[Data records]
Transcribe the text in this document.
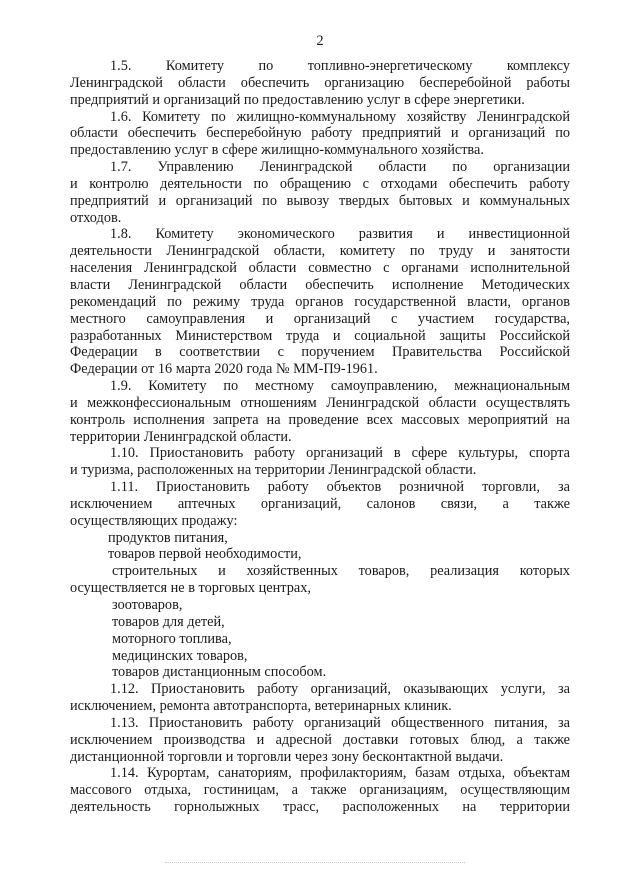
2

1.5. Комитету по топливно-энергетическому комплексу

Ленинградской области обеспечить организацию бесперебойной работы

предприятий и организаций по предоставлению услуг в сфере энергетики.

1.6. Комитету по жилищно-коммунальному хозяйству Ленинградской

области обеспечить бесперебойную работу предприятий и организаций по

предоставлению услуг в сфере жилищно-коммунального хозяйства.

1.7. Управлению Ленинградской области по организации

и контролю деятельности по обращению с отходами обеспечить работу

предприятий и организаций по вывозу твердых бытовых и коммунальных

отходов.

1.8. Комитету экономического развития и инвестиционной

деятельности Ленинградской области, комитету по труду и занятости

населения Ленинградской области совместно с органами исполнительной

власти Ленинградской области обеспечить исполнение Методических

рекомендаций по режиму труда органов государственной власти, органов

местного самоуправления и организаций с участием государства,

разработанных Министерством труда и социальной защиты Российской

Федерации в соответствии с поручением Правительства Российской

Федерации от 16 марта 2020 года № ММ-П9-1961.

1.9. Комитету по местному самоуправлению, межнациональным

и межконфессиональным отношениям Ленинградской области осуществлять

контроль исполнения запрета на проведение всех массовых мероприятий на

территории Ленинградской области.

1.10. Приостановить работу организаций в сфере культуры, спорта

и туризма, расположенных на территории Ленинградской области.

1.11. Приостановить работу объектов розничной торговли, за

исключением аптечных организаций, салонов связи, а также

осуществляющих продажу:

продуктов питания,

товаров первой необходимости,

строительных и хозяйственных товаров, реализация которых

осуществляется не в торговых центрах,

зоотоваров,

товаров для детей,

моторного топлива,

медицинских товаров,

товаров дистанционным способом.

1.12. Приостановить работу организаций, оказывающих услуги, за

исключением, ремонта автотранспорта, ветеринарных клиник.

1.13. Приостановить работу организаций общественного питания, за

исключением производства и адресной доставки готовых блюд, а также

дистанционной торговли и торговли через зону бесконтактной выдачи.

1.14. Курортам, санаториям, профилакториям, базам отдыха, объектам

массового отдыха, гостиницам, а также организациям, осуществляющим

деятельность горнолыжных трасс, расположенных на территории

* * *

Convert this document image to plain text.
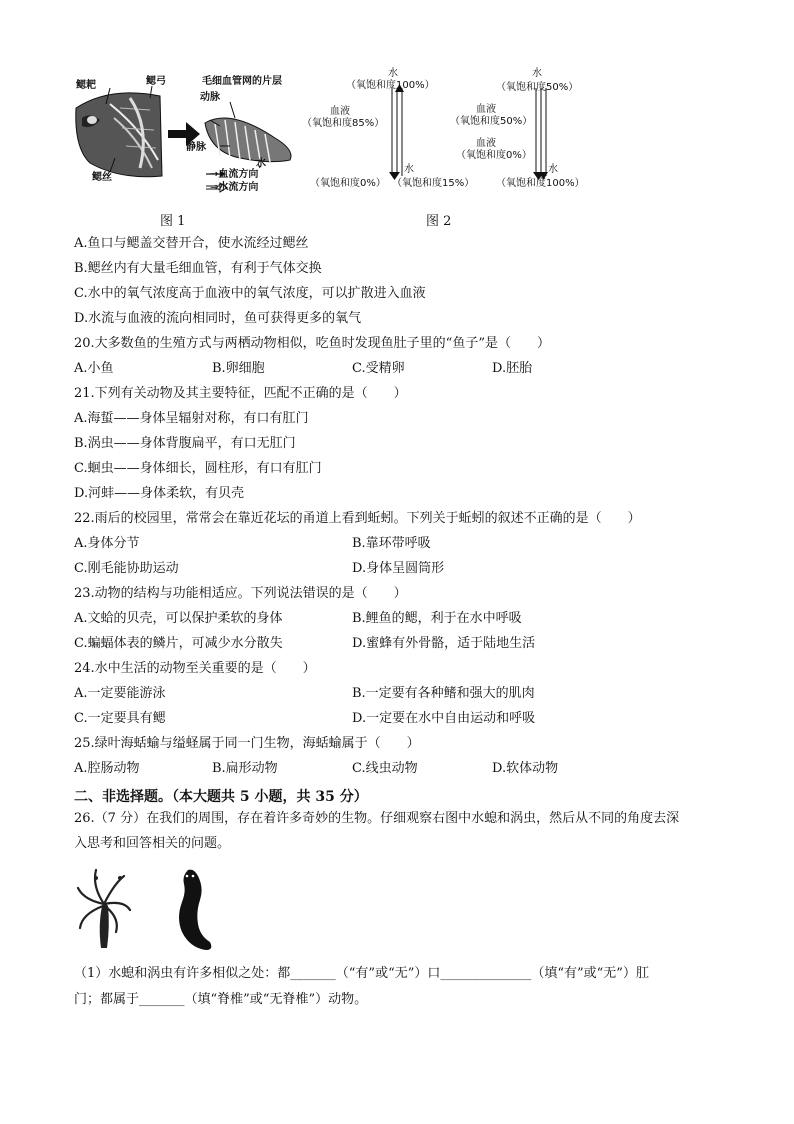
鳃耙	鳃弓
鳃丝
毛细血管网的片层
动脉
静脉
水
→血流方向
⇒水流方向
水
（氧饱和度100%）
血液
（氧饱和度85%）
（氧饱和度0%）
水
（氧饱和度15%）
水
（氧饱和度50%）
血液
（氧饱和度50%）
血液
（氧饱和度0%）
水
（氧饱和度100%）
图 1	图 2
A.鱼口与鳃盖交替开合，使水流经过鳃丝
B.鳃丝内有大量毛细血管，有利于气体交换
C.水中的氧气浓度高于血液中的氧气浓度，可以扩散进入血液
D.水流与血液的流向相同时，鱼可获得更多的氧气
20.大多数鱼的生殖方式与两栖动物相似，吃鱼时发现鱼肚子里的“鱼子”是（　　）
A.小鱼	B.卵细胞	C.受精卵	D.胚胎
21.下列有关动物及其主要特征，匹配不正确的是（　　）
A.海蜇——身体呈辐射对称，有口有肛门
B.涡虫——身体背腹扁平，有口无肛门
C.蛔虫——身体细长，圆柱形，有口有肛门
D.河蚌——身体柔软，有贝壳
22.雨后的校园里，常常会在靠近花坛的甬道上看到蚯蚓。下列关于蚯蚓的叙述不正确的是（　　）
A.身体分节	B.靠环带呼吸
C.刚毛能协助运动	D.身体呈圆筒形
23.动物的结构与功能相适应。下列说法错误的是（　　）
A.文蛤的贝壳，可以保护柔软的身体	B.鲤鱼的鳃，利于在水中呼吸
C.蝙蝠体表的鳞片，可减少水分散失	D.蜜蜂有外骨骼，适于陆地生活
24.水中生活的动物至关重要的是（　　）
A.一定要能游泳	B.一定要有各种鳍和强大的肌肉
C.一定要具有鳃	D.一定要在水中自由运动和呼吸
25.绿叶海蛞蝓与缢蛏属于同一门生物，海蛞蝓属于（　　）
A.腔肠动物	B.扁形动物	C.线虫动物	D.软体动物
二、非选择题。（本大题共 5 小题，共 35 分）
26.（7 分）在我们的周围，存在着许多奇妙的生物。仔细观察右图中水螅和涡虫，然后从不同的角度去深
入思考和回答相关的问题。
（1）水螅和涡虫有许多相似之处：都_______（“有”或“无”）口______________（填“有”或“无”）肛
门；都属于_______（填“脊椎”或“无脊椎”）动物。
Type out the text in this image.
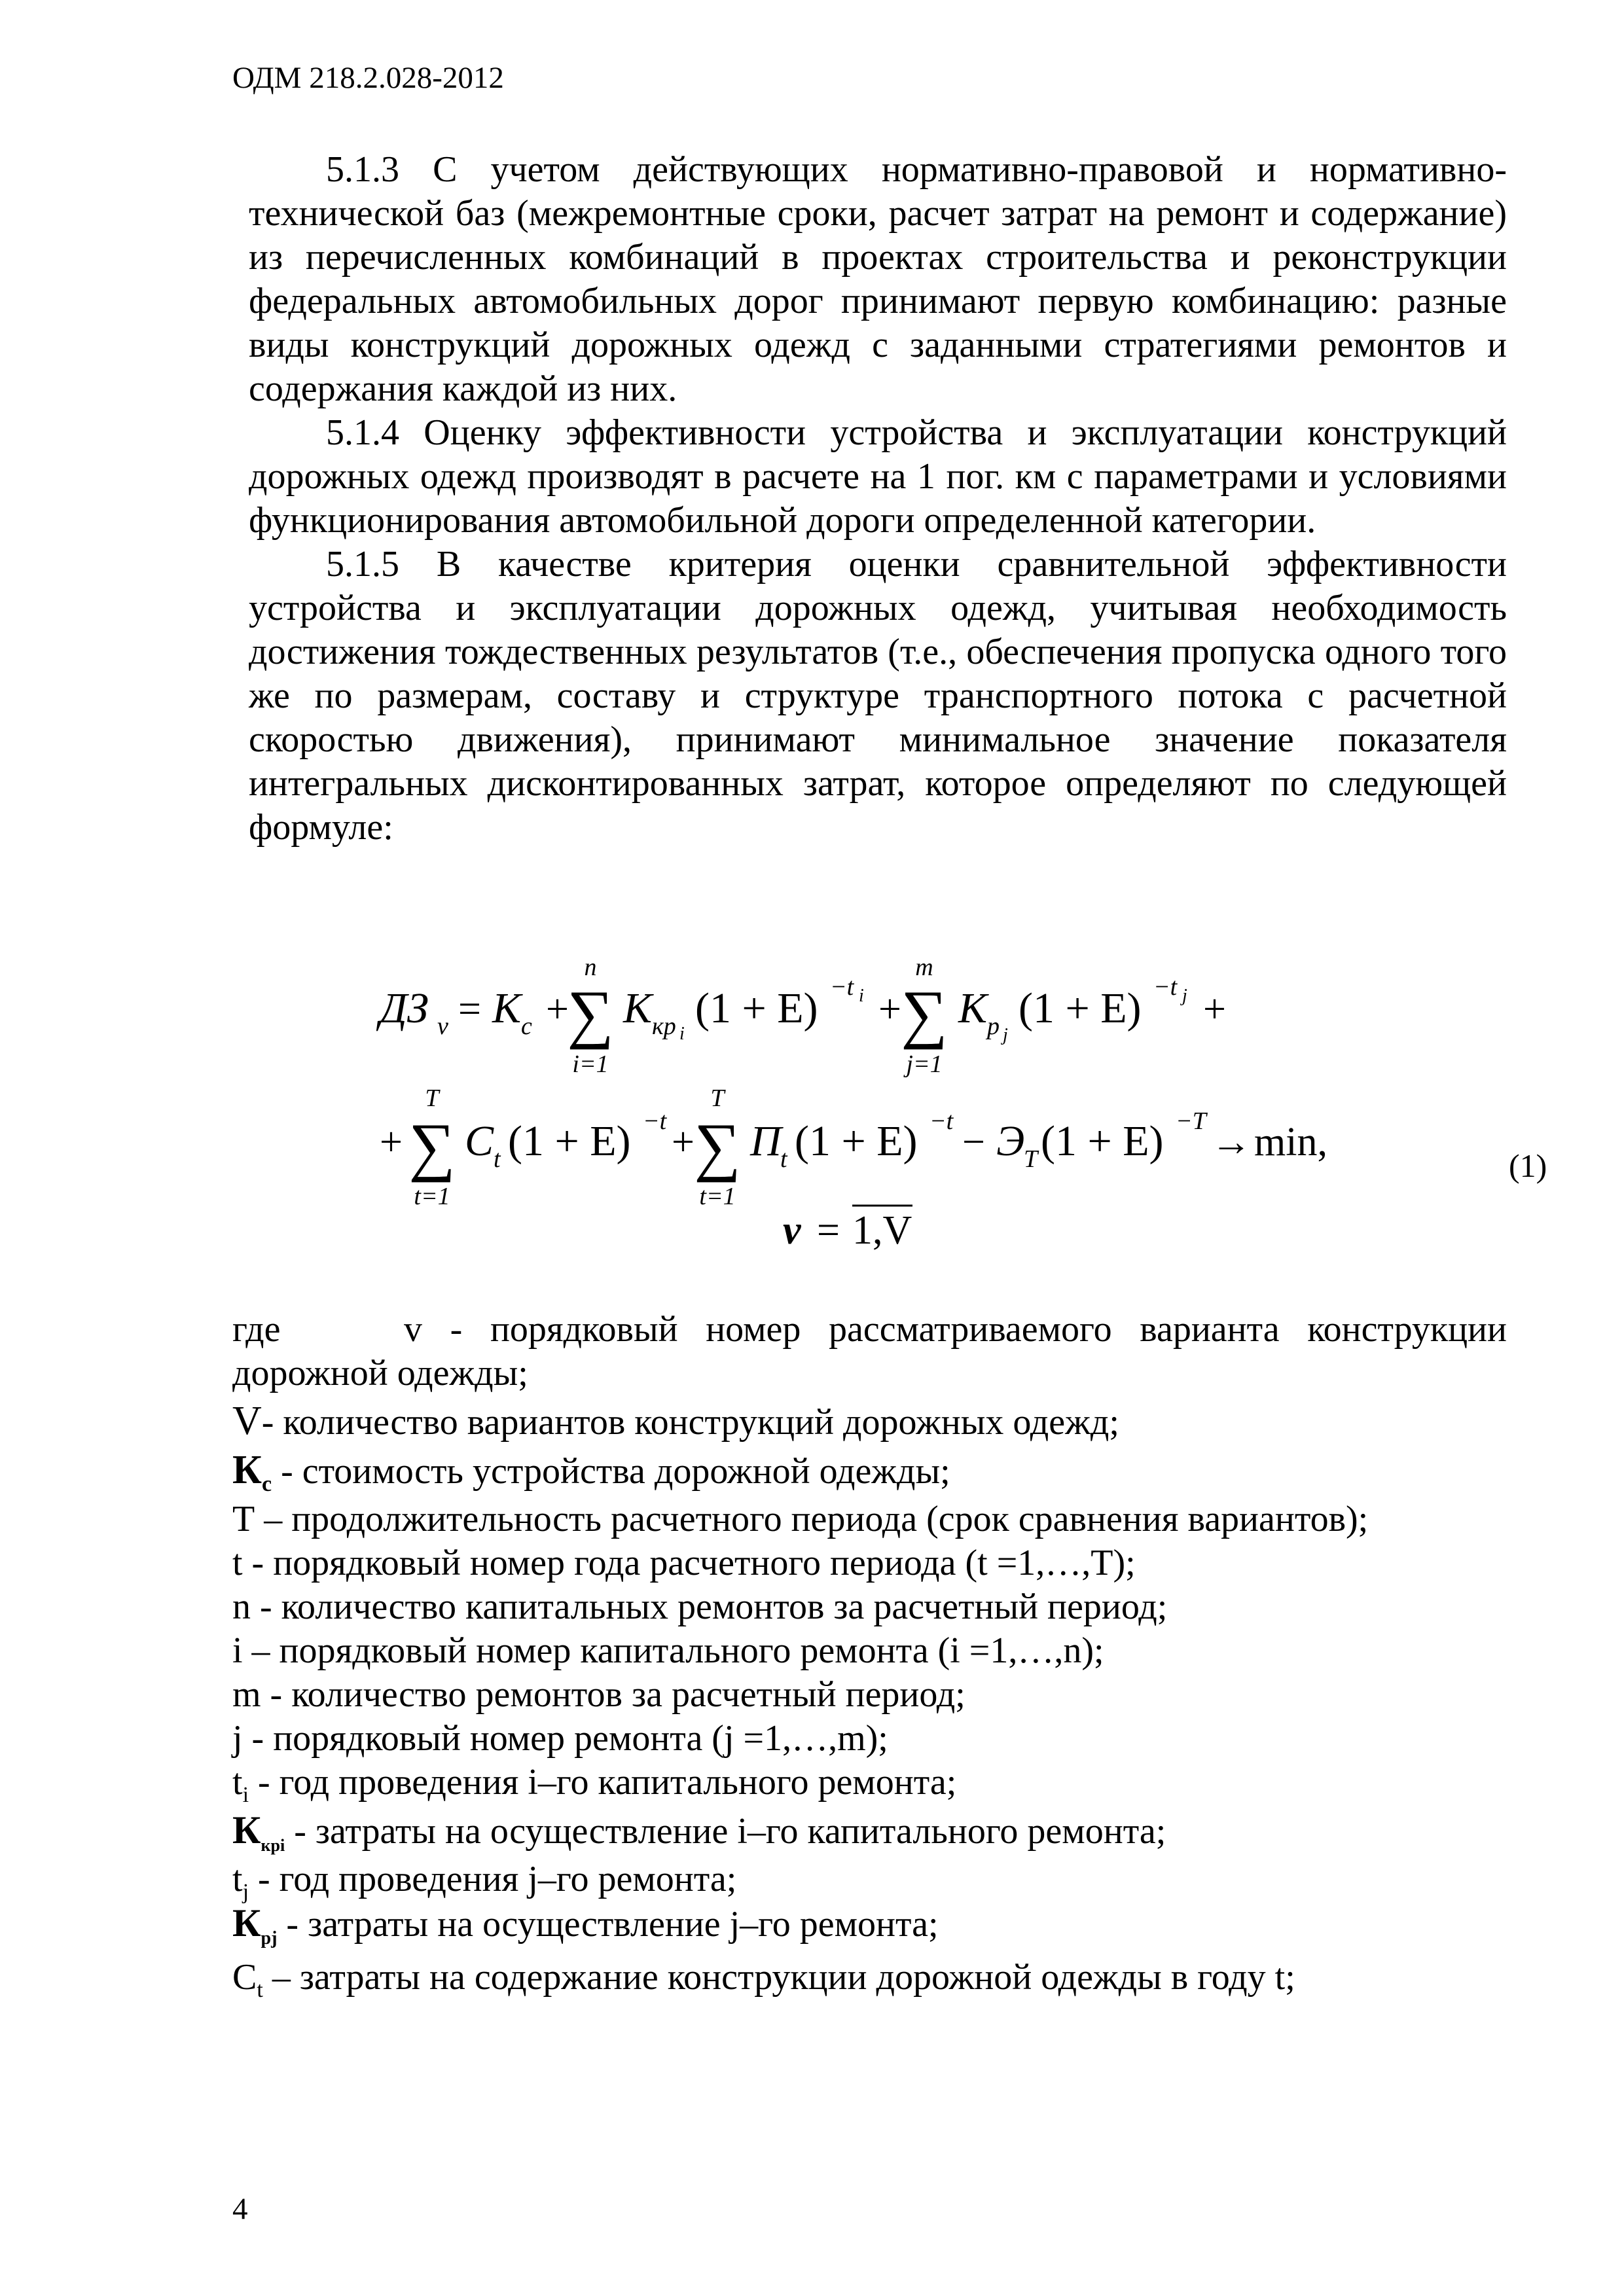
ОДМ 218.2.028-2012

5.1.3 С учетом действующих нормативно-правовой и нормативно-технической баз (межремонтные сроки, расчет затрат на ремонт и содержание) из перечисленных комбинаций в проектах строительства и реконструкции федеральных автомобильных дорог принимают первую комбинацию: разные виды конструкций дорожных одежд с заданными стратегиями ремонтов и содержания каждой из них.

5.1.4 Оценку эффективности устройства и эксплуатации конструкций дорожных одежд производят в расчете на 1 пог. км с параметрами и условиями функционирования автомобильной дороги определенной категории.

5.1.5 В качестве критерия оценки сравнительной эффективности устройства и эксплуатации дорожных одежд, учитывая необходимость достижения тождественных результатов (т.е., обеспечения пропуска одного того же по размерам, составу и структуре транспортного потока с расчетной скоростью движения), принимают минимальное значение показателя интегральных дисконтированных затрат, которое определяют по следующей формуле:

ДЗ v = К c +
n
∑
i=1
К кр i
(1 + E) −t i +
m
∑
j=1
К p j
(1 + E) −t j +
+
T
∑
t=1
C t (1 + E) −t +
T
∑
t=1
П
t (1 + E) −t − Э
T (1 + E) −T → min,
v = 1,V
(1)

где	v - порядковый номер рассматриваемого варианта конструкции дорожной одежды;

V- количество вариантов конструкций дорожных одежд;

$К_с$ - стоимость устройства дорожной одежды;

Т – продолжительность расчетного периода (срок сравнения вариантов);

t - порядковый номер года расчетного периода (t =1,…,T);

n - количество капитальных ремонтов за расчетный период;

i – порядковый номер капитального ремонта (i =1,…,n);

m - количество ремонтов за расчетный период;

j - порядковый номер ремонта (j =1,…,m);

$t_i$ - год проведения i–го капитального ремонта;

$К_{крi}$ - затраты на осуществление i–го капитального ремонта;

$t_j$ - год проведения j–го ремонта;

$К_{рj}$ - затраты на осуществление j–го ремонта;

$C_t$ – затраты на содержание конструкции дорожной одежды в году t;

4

Task objective - Filter the data, keeping only the lines that contain "конструкций".

Worked answer -
5.1.3 С учетом действующих нормативно-правовой и нормативно-технической баз (межремонтные сроки, расчет затрат на ремонт и содержание) из перечисленных комбинаций в проектах строительства и реконструкции федеральных автомобильных дорог принимают первую комбинацию: разные виды конструкций дорожных одежд с заданными стратегиями ремонтов и содержания каждой из них.
5.1.4 Оценку эффективности устройства и эксплуатации конструкций дорожных одежд производят в расчете на 1 пог. км с параметрами и условиями функционирования автомобильной дороги определенной категории.
V- количество вариантов конструкций дорожных одежд;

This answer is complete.